## What the task asks
Look over the entries that follow and work out how many lines contain "grid". State the number only.

## Record list
********

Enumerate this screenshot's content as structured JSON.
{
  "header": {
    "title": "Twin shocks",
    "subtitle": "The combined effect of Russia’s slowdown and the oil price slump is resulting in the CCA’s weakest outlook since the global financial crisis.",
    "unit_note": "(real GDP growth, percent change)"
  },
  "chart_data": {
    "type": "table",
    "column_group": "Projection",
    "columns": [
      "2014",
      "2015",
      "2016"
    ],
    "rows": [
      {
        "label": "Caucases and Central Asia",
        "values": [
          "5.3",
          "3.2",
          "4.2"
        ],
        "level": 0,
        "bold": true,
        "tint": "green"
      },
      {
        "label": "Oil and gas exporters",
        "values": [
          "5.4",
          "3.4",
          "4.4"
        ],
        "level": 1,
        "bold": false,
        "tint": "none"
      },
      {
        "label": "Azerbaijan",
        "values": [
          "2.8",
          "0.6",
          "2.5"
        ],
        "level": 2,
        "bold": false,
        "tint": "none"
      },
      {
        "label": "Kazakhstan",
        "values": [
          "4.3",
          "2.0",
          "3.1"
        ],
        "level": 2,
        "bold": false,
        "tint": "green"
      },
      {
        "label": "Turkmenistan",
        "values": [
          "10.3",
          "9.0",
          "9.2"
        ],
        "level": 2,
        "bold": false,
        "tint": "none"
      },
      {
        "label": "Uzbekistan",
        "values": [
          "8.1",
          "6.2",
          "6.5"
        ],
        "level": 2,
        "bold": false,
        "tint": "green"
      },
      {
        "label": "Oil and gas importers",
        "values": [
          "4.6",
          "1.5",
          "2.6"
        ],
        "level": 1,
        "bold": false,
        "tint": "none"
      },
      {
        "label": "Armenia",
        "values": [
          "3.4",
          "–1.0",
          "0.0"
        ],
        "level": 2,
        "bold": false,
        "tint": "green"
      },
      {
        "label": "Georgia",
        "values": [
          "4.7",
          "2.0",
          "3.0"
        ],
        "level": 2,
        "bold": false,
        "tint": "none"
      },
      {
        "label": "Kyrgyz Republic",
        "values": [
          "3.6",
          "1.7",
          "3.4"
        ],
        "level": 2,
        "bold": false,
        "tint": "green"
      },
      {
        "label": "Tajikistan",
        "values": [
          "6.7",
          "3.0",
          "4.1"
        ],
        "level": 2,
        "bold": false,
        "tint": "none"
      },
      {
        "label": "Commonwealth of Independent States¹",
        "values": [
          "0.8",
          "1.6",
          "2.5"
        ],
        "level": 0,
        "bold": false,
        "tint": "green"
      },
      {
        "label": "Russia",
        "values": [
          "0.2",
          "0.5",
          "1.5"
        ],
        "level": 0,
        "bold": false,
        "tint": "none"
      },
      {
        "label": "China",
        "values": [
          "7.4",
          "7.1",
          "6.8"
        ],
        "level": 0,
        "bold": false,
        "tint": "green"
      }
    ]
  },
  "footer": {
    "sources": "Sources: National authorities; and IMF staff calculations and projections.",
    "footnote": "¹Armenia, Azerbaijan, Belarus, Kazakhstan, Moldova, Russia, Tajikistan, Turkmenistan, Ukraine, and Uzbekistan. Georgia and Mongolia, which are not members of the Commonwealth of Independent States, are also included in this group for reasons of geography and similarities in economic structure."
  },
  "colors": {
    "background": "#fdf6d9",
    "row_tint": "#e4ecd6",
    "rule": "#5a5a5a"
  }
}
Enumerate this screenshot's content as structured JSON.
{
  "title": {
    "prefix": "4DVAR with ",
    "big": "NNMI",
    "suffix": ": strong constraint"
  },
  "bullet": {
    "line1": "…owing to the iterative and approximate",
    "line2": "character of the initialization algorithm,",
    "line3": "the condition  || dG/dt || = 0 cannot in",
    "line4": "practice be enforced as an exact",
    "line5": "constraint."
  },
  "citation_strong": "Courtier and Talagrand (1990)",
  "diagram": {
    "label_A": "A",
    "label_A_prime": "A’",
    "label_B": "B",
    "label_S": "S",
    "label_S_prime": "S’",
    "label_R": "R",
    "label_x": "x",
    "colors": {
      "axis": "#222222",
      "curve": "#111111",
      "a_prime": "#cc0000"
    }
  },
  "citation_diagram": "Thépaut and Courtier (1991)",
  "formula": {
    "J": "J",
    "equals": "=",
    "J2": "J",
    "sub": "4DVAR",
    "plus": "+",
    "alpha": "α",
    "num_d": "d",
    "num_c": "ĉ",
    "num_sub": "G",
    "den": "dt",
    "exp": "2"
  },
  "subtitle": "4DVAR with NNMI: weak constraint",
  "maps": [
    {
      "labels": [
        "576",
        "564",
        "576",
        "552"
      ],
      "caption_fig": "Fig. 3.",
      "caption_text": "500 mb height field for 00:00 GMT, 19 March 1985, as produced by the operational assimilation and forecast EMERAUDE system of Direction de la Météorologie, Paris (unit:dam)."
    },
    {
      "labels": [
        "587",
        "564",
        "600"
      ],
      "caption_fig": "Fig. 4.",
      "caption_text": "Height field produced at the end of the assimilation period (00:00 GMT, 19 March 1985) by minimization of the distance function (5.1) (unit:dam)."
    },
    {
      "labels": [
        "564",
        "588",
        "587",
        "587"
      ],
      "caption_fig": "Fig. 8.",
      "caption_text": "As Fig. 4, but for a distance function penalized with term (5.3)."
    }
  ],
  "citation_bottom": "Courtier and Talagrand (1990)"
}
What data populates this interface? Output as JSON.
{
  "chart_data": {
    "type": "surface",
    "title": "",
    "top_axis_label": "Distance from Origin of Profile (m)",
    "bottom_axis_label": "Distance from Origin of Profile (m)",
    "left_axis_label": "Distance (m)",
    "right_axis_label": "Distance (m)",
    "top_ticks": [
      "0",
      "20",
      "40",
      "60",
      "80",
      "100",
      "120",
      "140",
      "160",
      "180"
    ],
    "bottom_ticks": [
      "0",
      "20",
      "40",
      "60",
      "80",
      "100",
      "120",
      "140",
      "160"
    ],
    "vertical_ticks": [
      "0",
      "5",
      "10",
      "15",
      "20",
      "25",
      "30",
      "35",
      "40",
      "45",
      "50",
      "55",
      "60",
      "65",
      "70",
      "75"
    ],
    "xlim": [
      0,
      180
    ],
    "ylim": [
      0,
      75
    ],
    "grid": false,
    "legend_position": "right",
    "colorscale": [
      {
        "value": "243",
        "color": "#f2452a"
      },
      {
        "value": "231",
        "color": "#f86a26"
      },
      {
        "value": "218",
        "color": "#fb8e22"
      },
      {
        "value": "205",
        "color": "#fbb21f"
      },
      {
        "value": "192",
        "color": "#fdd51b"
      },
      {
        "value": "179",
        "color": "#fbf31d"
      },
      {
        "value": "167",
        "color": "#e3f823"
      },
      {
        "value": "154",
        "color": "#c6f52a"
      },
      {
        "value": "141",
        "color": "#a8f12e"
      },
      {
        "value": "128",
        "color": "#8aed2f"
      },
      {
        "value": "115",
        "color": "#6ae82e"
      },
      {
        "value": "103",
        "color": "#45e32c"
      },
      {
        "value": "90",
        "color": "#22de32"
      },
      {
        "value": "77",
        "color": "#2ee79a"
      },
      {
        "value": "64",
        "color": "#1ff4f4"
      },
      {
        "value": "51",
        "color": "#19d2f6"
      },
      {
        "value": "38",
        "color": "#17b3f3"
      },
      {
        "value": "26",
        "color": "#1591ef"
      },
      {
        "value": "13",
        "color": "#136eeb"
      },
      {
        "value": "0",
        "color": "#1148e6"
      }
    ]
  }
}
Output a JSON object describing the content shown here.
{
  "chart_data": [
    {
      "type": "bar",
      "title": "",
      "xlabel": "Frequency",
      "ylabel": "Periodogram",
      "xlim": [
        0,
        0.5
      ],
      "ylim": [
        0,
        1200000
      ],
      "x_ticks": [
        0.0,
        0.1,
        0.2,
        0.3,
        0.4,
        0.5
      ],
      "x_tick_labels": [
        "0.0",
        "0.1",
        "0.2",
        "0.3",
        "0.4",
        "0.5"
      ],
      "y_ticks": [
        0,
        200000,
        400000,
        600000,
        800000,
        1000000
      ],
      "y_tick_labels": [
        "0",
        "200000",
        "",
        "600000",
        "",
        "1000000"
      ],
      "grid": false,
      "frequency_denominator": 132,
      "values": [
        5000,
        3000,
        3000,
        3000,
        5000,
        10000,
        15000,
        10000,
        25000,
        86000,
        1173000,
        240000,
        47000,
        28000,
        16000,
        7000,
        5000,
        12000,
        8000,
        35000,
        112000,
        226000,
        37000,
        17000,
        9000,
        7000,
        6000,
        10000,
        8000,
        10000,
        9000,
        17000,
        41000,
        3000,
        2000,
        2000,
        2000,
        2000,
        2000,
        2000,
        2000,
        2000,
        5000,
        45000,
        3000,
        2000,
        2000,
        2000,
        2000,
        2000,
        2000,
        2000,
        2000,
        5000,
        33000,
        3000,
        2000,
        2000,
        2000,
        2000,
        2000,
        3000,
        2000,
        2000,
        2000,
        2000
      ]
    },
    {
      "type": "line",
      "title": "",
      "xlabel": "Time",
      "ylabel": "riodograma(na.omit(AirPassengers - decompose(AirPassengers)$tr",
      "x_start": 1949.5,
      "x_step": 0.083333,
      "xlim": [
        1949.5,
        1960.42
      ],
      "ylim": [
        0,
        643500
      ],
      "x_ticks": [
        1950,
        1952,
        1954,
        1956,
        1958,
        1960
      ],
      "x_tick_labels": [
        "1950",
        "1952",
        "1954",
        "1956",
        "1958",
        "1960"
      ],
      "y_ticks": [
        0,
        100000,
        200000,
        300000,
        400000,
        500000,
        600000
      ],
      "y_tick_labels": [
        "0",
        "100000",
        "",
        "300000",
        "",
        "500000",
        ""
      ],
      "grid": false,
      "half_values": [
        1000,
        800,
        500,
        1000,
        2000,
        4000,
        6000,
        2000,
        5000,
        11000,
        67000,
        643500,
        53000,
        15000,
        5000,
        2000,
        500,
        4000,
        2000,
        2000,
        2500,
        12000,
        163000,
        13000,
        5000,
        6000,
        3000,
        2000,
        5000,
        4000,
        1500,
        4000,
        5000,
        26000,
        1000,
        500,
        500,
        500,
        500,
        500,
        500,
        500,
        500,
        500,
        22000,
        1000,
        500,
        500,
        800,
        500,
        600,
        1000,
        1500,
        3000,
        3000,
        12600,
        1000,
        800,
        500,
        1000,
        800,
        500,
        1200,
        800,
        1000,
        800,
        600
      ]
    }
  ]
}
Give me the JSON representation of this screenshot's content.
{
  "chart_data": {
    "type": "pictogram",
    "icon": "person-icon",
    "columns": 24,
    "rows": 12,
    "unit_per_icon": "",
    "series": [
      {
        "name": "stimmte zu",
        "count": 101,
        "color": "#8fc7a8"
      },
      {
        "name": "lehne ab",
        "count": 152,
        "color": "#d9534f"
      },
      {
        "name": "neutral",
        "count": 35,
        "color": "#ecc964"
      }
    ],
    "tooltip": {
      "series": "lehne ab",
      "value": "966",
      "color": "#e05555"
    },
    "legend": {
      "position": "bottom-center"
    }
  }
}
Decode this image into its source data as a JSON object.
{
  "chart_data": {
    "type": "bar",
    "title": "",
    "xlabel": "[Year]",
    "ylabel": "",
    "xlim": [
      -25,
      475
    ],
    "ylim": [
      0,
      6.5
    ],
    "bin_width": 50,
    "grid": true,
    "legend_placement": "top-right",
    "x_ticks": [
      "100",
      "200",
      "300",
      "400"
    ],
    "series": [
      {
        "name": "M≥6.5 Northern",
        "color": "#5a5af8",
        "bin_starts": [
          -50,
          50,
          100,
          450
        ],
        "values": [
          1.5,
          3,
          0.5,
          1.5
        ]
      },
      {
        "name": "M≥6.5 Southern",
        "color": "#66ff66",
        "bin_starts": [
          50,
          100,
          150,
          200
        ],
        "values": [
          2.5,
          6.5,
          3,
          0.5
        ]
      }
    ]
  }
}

********

## Solution to this task
4